[start of STORED RECORDS]

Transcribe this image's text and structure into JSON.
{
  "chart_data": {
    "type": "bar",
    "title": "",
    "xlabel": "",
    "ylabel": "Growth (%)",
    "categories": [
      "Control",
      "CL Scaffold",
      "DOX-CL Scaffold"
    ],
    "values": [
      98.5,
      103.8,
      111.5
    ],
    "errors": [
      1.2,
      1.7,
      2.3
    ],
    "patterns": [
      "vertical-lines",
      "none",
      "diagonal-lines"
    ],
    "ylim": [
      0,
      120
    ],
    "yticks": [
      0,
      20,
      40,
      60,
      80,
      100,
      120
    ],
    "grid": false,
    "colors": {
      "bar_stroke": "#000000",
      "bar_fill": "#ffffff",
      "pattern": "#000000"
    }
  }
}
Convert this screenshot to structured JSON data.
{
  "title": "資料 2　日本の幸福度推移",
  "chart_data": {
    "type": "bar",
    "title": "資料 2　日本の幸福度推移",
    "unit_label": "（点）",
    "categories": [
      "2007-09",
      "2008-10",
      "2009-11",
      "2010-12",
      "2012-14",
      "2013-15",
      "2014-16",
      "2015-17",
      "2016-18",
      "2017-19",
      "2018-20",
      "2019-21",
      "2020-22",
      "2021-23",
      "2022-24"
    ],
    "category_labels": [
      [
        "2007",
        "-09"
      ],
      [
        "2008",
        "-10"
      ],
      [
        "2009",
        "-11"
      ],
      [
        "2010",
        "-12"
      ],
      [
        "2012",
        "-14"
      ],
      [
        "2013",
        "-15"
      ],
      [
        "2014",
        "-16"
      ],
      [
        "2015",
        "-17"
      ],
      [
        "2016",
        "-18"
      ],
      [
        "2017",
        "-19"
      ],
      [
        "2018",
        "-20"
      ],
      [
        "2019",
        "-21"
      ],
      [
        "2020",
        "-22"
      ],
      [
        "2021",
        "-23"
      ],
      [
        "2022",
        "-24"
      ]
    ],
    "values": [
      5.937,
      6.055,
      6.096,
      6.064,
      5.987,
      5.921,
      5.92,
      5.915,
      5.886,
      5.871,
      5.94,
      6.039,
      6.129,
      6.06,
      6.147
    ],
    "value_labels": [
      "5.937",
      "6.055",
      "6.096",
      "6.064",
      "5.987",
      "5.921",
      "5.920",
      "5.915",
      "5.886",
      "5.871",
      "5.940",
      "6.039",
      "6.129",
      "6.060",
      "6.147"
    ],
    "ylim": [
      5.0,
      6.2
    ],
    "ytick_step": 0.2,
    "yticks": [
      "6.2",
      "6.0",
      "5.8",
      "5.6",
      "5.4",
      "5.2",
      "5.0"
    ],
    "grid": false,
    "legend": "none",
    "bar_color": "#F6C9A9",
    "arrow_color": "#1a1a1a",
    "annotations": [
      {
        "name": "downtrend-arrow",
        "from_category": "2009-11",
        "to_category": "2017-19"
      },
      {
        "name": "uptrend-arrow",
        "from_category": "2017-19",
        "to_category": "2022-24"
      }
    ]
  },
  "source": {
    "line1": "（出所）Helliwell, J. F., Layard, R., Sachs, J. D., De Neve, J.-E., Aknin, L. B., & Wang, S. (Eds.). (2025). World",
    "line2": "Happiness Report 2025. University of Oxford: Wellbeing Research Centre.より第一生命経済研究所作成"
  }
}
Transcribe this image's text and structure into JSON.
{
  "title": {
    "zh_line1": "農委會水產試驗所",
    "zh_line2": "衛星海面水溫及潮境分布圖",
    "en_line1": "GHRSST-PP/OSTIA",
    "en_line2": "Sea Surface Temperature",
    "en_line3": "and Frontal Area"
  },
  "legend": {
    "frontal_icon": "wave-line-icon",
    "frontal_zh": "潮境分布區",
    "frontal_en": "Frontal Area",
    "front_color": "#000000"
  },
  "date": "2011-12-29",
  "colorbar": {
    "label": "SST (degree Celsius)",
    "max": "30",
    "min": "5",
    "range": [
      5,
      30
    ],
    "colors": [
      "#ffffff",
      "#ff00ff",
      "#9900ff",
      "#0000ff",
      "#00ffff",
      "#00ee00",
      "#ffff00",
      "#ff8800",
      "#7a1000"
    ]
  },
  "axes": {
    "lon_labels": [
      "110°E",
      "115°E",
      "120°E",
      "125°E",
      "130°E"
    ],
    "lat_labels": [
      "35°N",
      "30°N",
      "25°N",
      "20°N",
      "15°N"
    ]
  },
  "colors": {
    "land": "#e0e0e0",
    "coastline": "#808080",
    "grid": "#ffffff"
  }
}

[end of STORED RECORDS]

• **DIRECTIONS FOR THIS TASK**
Go through the data above and find the lines with the word "name". Copy each of those lines.

• **FULL SOLUTION**
        "name": "downtrend-arrow",
        "name": "uptrend-arrow",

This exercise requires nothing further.